───── RECORDS PROVIDED

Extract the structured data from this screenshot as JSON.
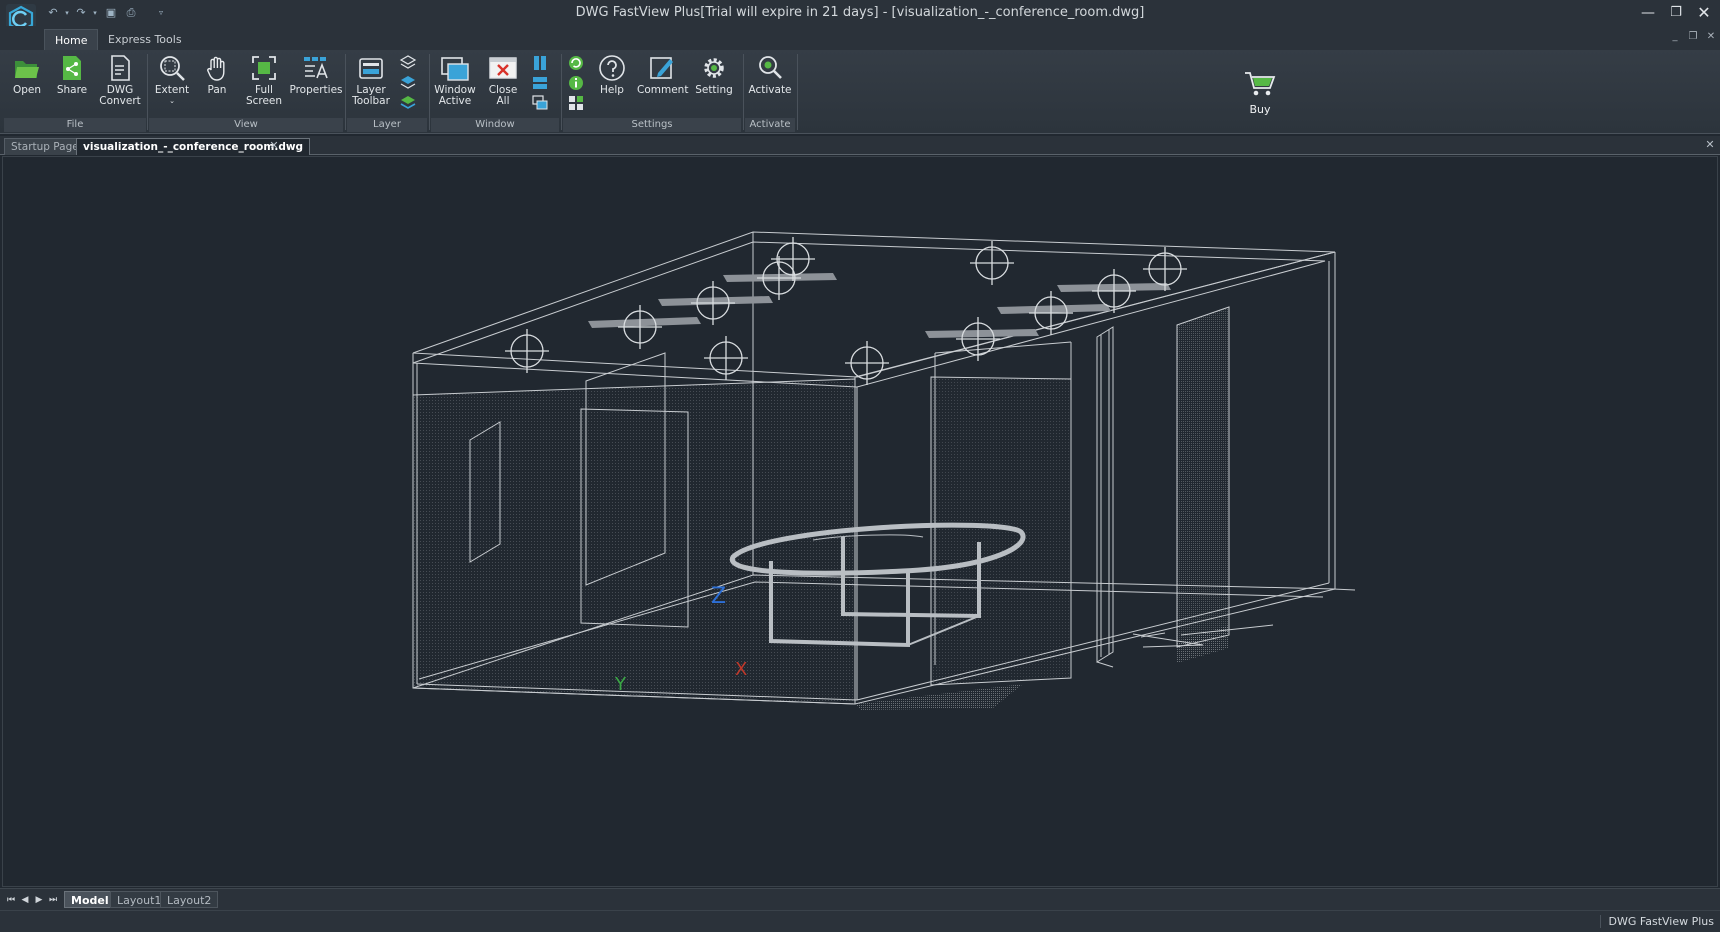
{
  "window": {
    "title": "DWG FastView Plus[Trial will expire in 21 days] - [visualization_-_conference_room.dwg]",
    "minimize_icon": "minimize-icon",
    "restore_icon": "restore-icon",
    "close_icon": "close-icon"
  },
  "ribbon_tabs": [
    "Home",
    "Express Tools"
  ],
  "ribbon": {
    "file": {
      "label": "File",
      "buttons": [
        {
          "label": "Open",
          "icon": "folder-open-icon"
        },
        {
          "label": "Share",
          "icon": "share-icon"
        },
        {
          "label": "DWG\nConvert",
          "icon": "dwg-convert-icon"
        }
      ]
    },
    "view": {
      "label": "View",
      "buttons": [
        {
          "label": "Extent",
          "icon": "zoom-extent-icon"
        },
        {
          "label": "Pan",
          "icon": "hand-icon"
        },
        {
          "label": "Full\nScreen",
          "icon": "fullscreen-icon"
        },
        {
          "label": "Properties",
          "icon": "properties-icon"
        }
      ]
    },
    "layer": {
      "label": "Layer",
      "buttons": [
        {
          "label": "Layer\nToolbar",
          "icon": "layer-toolbar-icon"
        }
      ]
    },
    "window": {
      "label": "Window",
      "buttons": [
        {
          "label": "Window\nActive",
          "icon": "window-active-icon"
        },
        {
          "label": "Close\nAll",
          "icon": "close-all-icon"
        }
      ]
    },
    "settings": {
      "label": "Settings",
      "buttons": [
        {
          "label": "Help",
          "icon": "help-icon"
        },
        {
          "label": "Comment",
          "icon": "comment-icon"
        },
        {
          "label": "Setting",
          "icon": "gear-icon"
        }
      ]
    },
    "activate": {
      "label": "Activate",
      "buttons": [
        {
          "label": "Activate",
          "icon": "activate-search-icon"
        }
      ]
    },
    "buy": {
      "label": "Buy",
      "icon": "cart-icon"
    }
  },
  "doc_tabs": [
    {
      "label": "Startup Page",
      "active": false
    },
    {
      "label": "visualization_-_conference_room.dwg",
      "active": true
    }
  ],
  "drawing": {
    "axis_labels": {
      "z": "Z",
      "y": "Y",
      "x": "X"
    },
    "colors": {
      "background": "#212830",
      "lines": "#c8ccd0",
      "z_axis": "#2d6fd6",
      "y_axis": "#3aa845",
      "x_axis": "#c0392b"
    }
  },
  "layout_tabs": [
    {
      "label": "Model",
      "active": true
    },
    {
      "label": "Layout1",
      "active": false
    },
    {
      "label": "Layout2",
      "active": false
    }
  ],
  "status": {
    "app_name": "DWG FastView Plus"
  }
}
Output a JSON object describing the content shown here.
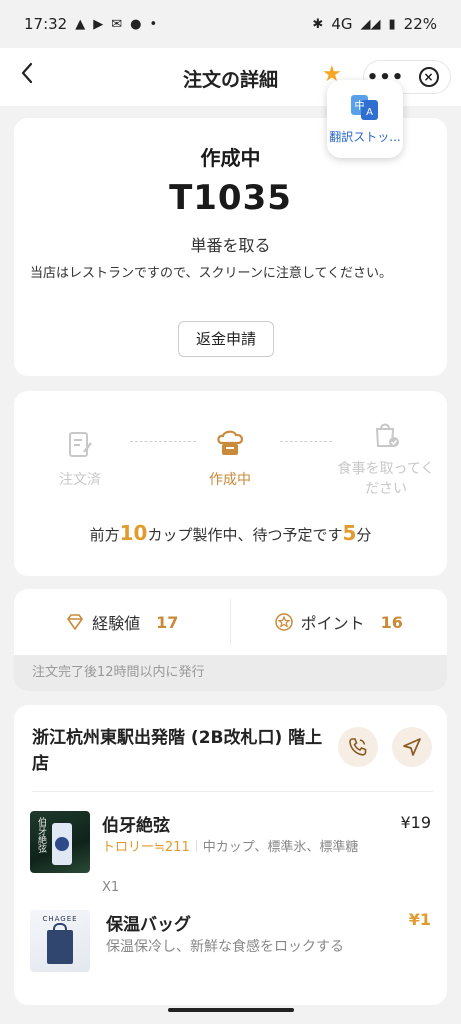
{
  "status_bar": {
    "time": "17:32",
    "network": "4G",
    "battery": "22%"
  },
  "nav": {
    "title": "注文の詳細",
    "capsule_more": "•••"
  },
  "translate_popup": {
    "label": "翻訳ストッ..."
  },
  "order_status": {
    "status": "作成中",
    "order_number": "T1035",
    "take_number_label": "単番を取る",
    "notice": "当店はレストランですので、スクリーンに注意してください。",
    "refund_button": "返金申請"
  },
  "progress": {
    "steps": [
      {
        "label": "注文済"
      },
      {
        "label": "作成中"
      },
      {
        "label": "食事を取ってください"
      }
    ],
    "queue": {
      "prefix": "前方",
      "cups": "10",
      "middle": "カップ製作中、待つ予定です",
      "minutes": "5",
      "suffix": "分"
    }
  },
  "rewards": {
    "experience_label": "経験値",
    "experience_value": "17",
    "points_label": "ポイント",
    "points_value": "16",
    "note": "注文完了後12時間以内に発行"
  },
  "store": {
    "name": "浙江杭州東駅出発階 (2B改札口) 階上店"
  },
  "items": [
    {
      "name": "伯牙絶弦",
      "price": "¥19",
      "tag": "トロリー≒211",
      "options": "中カップ、標準氷、標準糖",
      "quantity": "X1",
      "thumb_text": "伯牙絶弦"
    },
    {
      "name": "保温バッグ",
      "price": "¥1",
      "description": "保温保冷し、新鮮な食感をロックする",
      "thumb_text": "CHAGEE"
    }
  ],
  "colors": {
    "accent": "#c98a3a",
    "highlight": "#e39a2c",
    "star": "#f5a623",
    "link_blue": "#2a66c9"
  }
}
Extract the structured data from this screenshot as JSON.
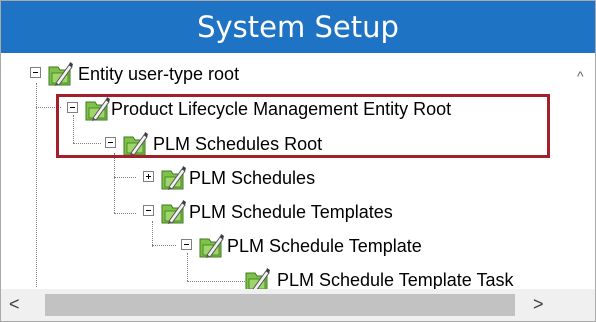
{
  "window": {
    "title": "System Setup"
  },
  "tree": {
    "nodes": [
      {
        "label": "Entity user-type root",
        "expanded": true,
        "icon": "entity-folder-icon"
      },
      {
        "label": "Product Lifecycle Management Entity Root",
        "expanded": true,
        "icon": "entity-folder-icon"
      },
      {
        "label": "PLM Schedules Root",
        "expanded": true,
        "icon": "entity-folder-icon"
      },
      {
        "label": "PLM Schedules",
        "expanded": false,
        "icon": "entity-folder-icon"
      },
      {
        "label": "PLM Schedule Templates",
        "expanded": true,
        "icon": "entity-folder-icon"
      },
      {
        "label": "PLM Schedule Template",
        "expanded": true,
        "icon": "entity-folder-icon"
      },
      {
        "label": "PLM Schedule Template Task",
        "expanded": false,
        "icon": "entity-folder-icon"
      }
    ]
  },
  "scrollbar": {
    "up_arrow": "^",
    "left_arrow": "<",
    "right_arrow": ">"
  },
  "colors": {
    "title_bar": "#1e73c4",
    "highlight_border": "#a3202a"
  }
}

──────────

REQUIRED WORK: Set the data above down again exactly as given, with no pictures.

ANSWER TO THE PROBLEM:
Extract the structured data from this screenshot as JSON.
{
  "window": {
    "title": "DWG FastView Plus[Trial will expire in 21 days] - [visualization_-_conference_room.dwg]",
    "minimize_icon": "minimize-icon",
    "restore_icon": "restore-icon",
    "close_icon": "close-icon"
  },
  "ribbon_tabs": [
    "Home",
    "Express Tools"
  ],
  "ribbon": {
    "file": {
      "label": "File",
      "buttons": [
        {
          "label": "Open",
          "icon": "folder-open-icon"
        },
        {
          "label": "Share",
          "icon": "share-icon"
        },
        {
          "label": "DWG\nConvert",
          "icon": "dwg-convert-icon"
        }
      ]
    },
    "view": {
      "label": "View",
      "buttons": [
        {
          "label": "Extent",
          "icon": "zoom-extent-icon"
        },
        {
          "label": "Pan",
          "icon": "hand-icon"
        },
        {
          "label": "Full\nScreen",
          "icon": "fullscreen-icon"
        },
        {
          "label": "Properties",
          "icon": "properties-icon"
        }
      ]
    },
    "layer": {
      "label": "Layer",
      "buttons": [
        {
          "label": "Layer\nToolbar",
          "icon": "layer-toolbar-icon"
        }
      ]
    },
    "window": {
      "label": "Window",
      "buttons": [
        {
          "label": "Window\nActive",
          "icon": "window-active-icon"
        },
        {
          "label": "Close\nAll",
          "icon": "close-all-icon"
        }
      ]
    },
    "settings": {
      "label": "Settings",
      "buttons": [
        {
          "label": "Help",
          "icon": "help-icon"
        },
        {
          "label": "Comment",
          "icon": "comment-icon"
        },
        {
          "label": "Setting",
          "icon": "gear-icon"
        }
      ]
    },
    "activate": {
      "label": "Activate",
      "buttons": [
        {
          "label": "Activate",
          "icon": "activate-search-icon"
        }
      ]
    },
    "buy": {
      "label": "Buy",
      "icon": "cart-icon"
    }
  },
  "doc_tabs": [
    {
      "label": "Startup Page",
      "active": false
    },
    {
      "label": "visualization_-_conference_room.dwg",
      "active": true
    }
  ],
  "drawing": {
    "axis_labels": {
      "z": "Z",
      "y": "Y",
      "x": "X"
    },
    "colors": {
      "background": "#212830",
      "lines": "#c8ccd0",
      "z_axis": "#2d6fd6",
      "y_axis": "#3aa845",
      "x_axis": "#c0392b"
    }
  },
  "layout_tabs": [
    {
      "label": "Model",
      "active": true
    },
    {
      "label": "Layout1",
      "active": false
    },
    {
      "label": "Layout2",
      "active": false
    }
  ],
  "status": {
    "app_name": "DWG FastView Plus"
  }
}
Output a JSON object describing the content shown here.
{
  "status_bar": {
    "time": "17:32",
    "network": "4G",
    "battery": "22%"
  },
  "nav": {
    "title": "注文の詳細",
    "capsule_more": "•••"
  },
  "translate_popup": {
    "label": "翻訳ストッ..."
  },
  "order_status": {
    "status": "作成中",
    "order_number": "T1035",
    "take_number_label": "単番を取る",
    "notice": "当店はレストランですので、スクリーンに注意してください。",
    "refund_button": "返金申請"
  },
  "progress": {
    "steps": [
      {
        "label": "注文済"
      },
      {
        "label": "作成中"
      },
      {
        "label": "食事を取ってください"
      }
    ],
    "queue": {
      "prefix": "前方",
      "cups": "10",
      "middle": "カップ製作中、待つ予定です",
      "minutes": "5",
      "suffix": "分"
    }
  },
  "rewards": {
    "experience_label": "経験値",
    "experience_value": "17",
    "points_label": "ポイント",
    "points_value": "16",
    "note": "注文完了後12時間以内に発行"
  },
  "store": {
    "name": "浙江杭州東駅出発階 (2B改札口) 階上店"
  },
  "items": [
    {
      "name": "伯牙絶弦",
      "price": "¥19",
      "tag": "トロリー≒211",
      "options": "中カップ、標準氷、標準糖",
      "quantity": "X1",
      "thumb_text": "伯牙絶弦"
    },
    {
      "name": "保温バッグ",
      "price": "¥1",
      "description": "保温保冷し、新鮮な食感をロックする",
      "thumb_text": "CHAGEE"
    }
  ],
  "colors": {
    "accent": "#c98a3a",
    "highlight": "#e39a2c",
    "star": "#f5a623",
    "link_blue": "#2a66c9"
  }
}
Extract the structured data from this screenshot as JSON.
{
  "window": {
    "title": "System Setup"
  },
  "tree": {
    "nodes": [
      {
        "label": "Entity user-type root",
        "expanded": true,
        "icon": "entity-folder-icon"
      },
      {
        "label": "Product Lifecycle Management Entity Root",
        "expanded": true,
        "icon": "entity-folder-icon"
      },
      {
        "label": "PLM Schedules Root",
        "expanded": true,
        "icon": "entity-folder-icon"
      },
      {
        "label": "PLM Schedules",
        "expanded": false,
        "icon": "entity-folder-icon"
      },
      {
        "label": "PLM Schedule Templates",
        "expanded": true,
        "icon": "entity-folder-icon"
      },
      {
        "label": "PLM Schedule Template",
        "expanded": true,
        "icon": "entity-folder-icon"
      },
      {
        "label": "PLM Schedule Template Task",
        "expanded": false,
        "icon": "entity-folder-icon"
      }
    ]
  },
  "scrollbar": {
    "up_arrow": "^",
    "left_arrow": "<",
    "right_arrow": ">"
  },
  "colors": {
    "title_bar": "#1e73c4",
    "highlight_border": "#a3202a"
  }
}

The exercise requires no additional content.